_Direction_
Copy everything in the listing below word for word, apart from any images.

_Extracted records_

==============================

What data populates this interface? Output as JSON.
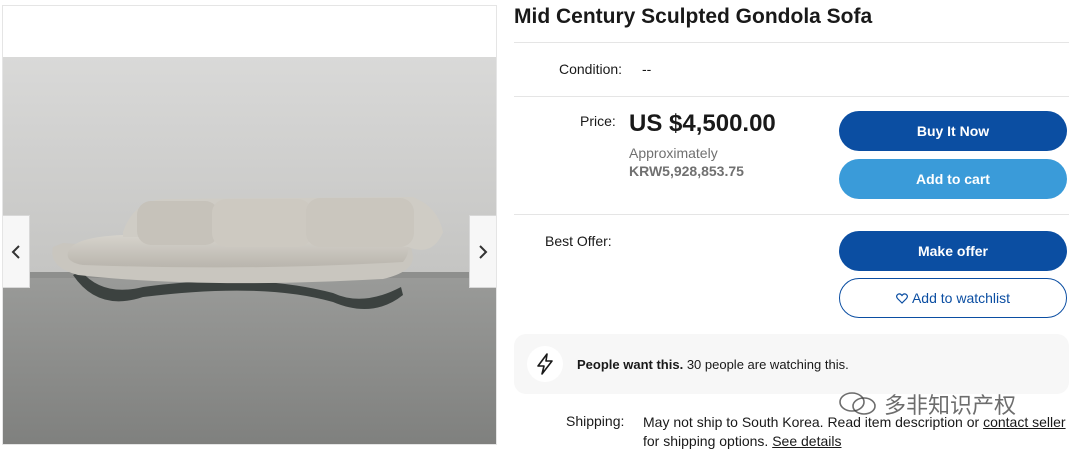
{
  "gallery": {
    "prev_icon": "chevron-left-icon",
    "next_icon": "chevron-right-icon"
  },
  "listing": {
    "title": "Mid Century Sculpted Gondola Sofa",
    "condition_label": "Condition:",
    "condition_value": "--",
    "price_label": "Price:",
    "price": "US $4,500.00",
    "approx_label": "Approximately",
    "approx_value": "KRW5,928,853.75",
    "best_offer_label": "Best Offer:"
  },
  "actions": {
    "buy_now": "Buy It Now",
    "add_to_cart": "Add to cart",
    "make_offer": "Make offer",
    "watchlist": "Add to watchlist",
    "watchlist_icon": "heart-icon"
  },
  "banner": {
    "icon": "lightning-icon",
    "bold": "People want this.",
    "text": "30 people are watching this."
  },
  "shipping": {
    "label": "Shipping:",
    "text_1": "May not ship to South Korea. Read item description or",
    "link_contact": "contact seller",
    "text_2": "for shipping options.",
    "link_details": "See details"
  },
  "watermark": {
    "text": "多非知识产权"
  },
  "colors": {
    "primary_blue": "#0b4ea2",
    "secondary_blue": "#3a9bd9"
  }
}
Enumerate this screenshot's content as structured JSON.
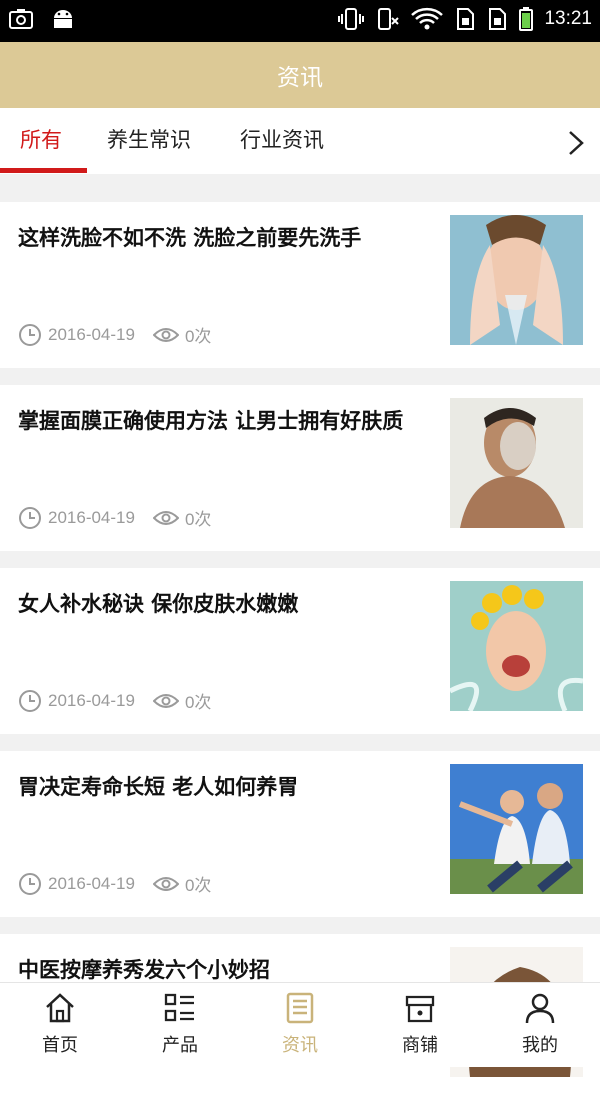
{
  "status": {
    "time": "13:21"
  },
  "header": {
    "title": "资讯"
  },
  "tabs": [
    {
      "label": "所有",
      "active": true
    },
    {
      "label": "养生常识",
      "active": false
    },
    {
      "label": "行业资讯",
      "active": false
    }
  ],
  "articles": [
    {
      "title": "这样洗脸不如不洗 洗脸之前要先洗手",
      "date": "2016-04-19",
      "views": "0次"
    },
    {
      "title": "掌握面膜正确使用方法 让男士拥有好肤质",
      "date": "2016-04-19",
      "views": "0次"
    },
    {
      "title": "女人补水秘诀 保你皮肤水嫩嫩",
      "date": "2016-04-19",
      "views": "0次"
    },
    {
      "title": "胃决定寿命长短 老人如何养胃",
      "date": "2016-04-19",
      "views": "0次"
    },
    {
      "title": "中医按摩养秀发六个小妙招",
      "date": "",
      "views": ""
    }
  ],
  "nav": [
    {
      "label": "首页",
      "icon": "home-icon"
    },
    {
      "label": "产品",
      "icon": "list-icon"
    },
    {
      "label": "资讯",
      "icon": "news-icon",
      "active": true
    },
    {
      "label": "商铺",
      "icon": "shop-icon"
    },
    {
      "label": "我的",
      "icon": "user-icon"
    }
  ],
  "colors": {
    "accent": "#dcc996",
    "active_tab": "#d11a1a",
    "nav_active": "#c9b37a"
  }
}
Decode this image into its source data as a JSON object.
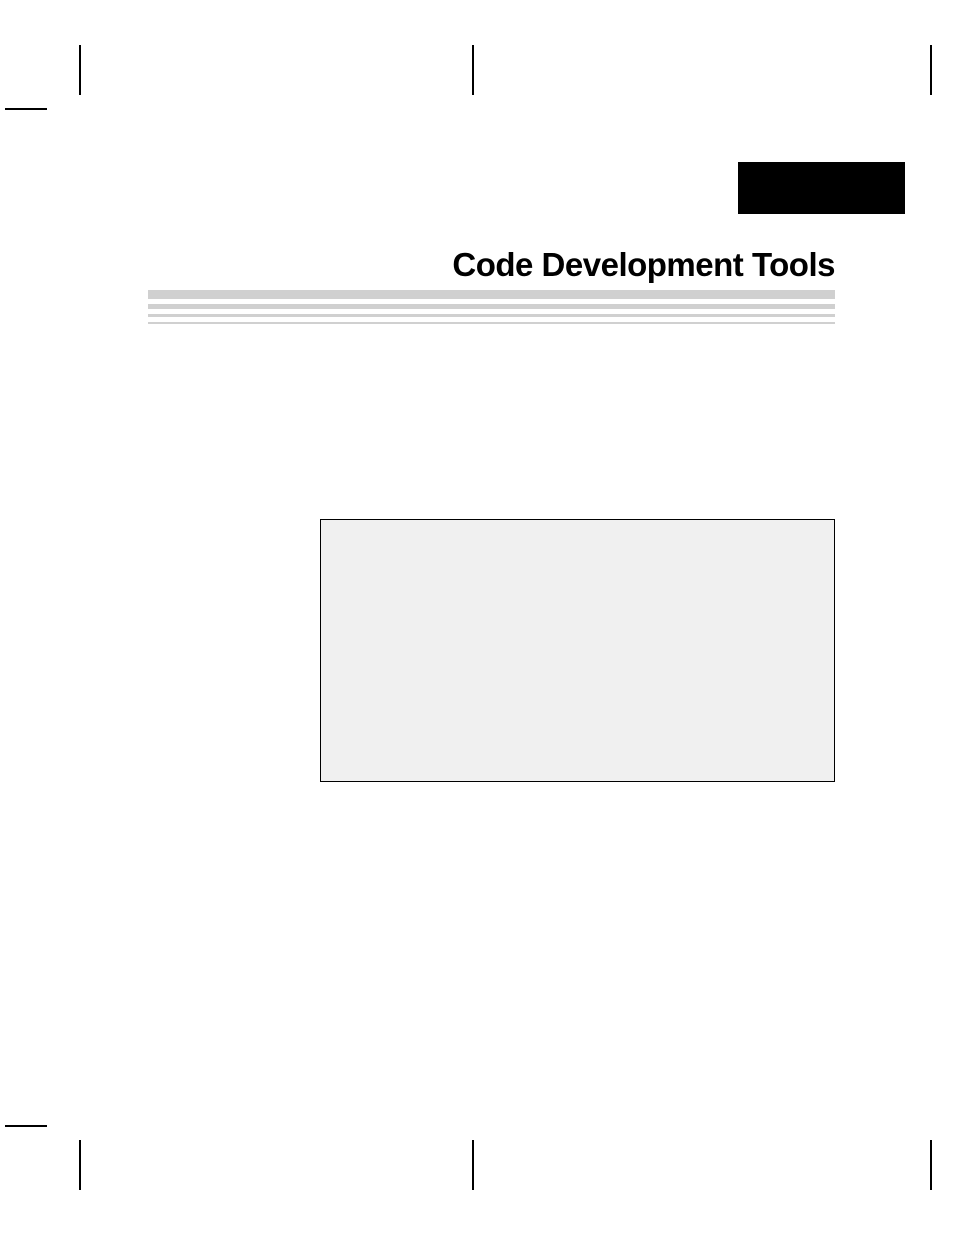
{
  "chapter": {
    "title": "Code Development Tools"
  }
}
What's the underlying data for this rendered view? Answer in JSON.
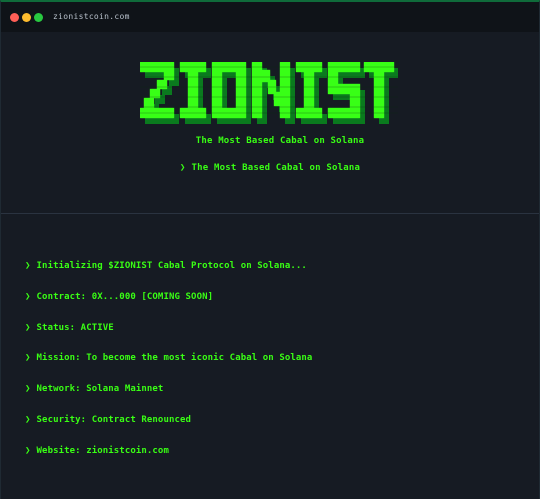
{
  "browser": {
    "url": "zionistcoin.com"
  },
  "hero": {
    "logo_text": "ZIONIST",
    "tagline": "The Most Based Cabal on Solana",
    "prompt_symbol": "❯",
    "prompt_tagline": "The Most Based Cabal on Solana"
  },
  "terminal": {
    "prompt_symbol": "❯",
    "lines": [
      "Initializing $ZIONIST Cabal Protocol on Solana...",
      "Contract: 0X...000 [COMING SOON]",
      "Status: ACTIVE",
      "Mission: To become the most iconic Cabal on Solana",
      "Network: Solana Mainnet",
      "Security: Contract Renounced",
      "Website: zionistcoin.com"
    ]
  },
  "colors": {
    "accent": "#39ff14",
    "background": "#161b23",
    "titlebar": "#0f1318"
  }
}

==============================

_Answer to the exercise_
What data populates this interface? Output as JSON.
{
  "gallery": {
    "prev_icon": "chevron-left-icon",
    "next_icon": "chevron-right-icon"
  },
  "listing": {
    "title": "Mid Century Sculpted Gondola Sofa",
    "condition_label": "Condition:",
    "condition_value": "--",
    "price_label": "Price:",
    "price": "US $4,500.00",
    "approx_label": "Approximately",
    "approx_value": "KRW5,928,853.75",
    "best_offer_label": "Best Offer:"
  },
  "actions": {
    "buy_now": "Buy It Now",
    "add_to_cart": "Add to cart",
    "make_offer": "Make offer",
    "watchlist": "Add to watchlist",
    "watchlist_icon": "heart-icon"
  },
  "banner": {
    "icon": "lightning-icon",
    "bold": "People want this.",
    "text": "30 people are watching this."
  },
  "shipping": {
    "label": "Shipping:",
    "text_1": "May not ship to South Korea. Read item description or",
    "link_contact": "contact seller",
    "text_2": "for shipping options.",
    "link_details": "See details"
  },
  "watermark": {
    "text": "多非知识产权"
  },
  "colors": {
    "primary_blue": "#0b4ea2",
    "secondary_blue": "#3a9bd9"
  }
}
Enumerate this screenshot's content as structured JSON.
{
  "status": {
    "time": "13:21"
  },
  "header": {
    "title": "资讯"
  },
  "tabs": [
    {
      "label": "所有",
      "active": true
    },
    {
      "label": "养生常识",
      "active": false
    },
    {
      "label": "行业资讯",
      "active": false
    }
  ],
  "articles": [
    {
      "title": "这样洗脸不如不洗 洗脸之前要先洗手",
      "date": "2016-04-19",
      "views": "0次"
    },
    {
      "title": "掌握面膜正确使用方法 让男士拥有好肤质",
      "date": "2016-04-19",
      "views": "0次"
    },
    {
      "title": "女人补水秘诀 保你皮肤水嫩嫩",
      "date": "2016-04-19",
      "views": "0次"
    },
    {
      "title": "胃决定寿命长短 老人如何养胃",
      "date": "2016-04-19",
      "views": "0次"
    },
    {
      "title": "中医按摩养秀发六个小妙招",
      "date": "",
      "views": ""
    }
  ],
  "nav": [
    {
      "label": "首页",
      "icon": "home-icon"
    },
    {
      "label": "产品",
      "icon": "list-icon"
    },
    {
      "label": "资讯",
      "icon": "news-icon",
      "active": true
    },
    {
      "label": "商铺",
      "icon": "shop-icon"
    },
    {
      "label": "我的",
      "icon": "user-icon"
    }
  ],
  "colors": {
    "accent": "#dcc996",
    "active_tab": "#d11a1a",
    "nav_active": "#c9b37a"
  }
}
Decode this image into its source data as a JSON object.
{
  "chapter": {
    "title": "Code Development Tools"
  }
}
What's the underlying data for this rendered view? Answer in JSON.
{
  "browser": {
    "url": "zionistcoin.com"
  },
  "hero": {
    "logo_text": "ZIONIST",
    "tagline": "The Most Based Cabal on Solana",
    "prompt_symbol": "❯",
    "prompt_tagline": "The Most Based Cabal on Solana"
  },
  "terminal": {
    "prompt_symbol": "❯",
    "lines": [
      "Initializing $ZIONIST Cabal Protocol on Solana...",
      "Contract: 0X...000 [COMING SOON]",
      "Status: ACTIVE",
      "Mission: To become the most iconic Cabal on Solana",
      "Network: Solana Mainnet",
      "Security: Contract Renounced",
      "Website: zionistcoin.com"
    ]
  },
  "colors": {
    "accent": "#39ff14",
    "background": "#161b23",
    "titlebar": "#0f1318"
  }
}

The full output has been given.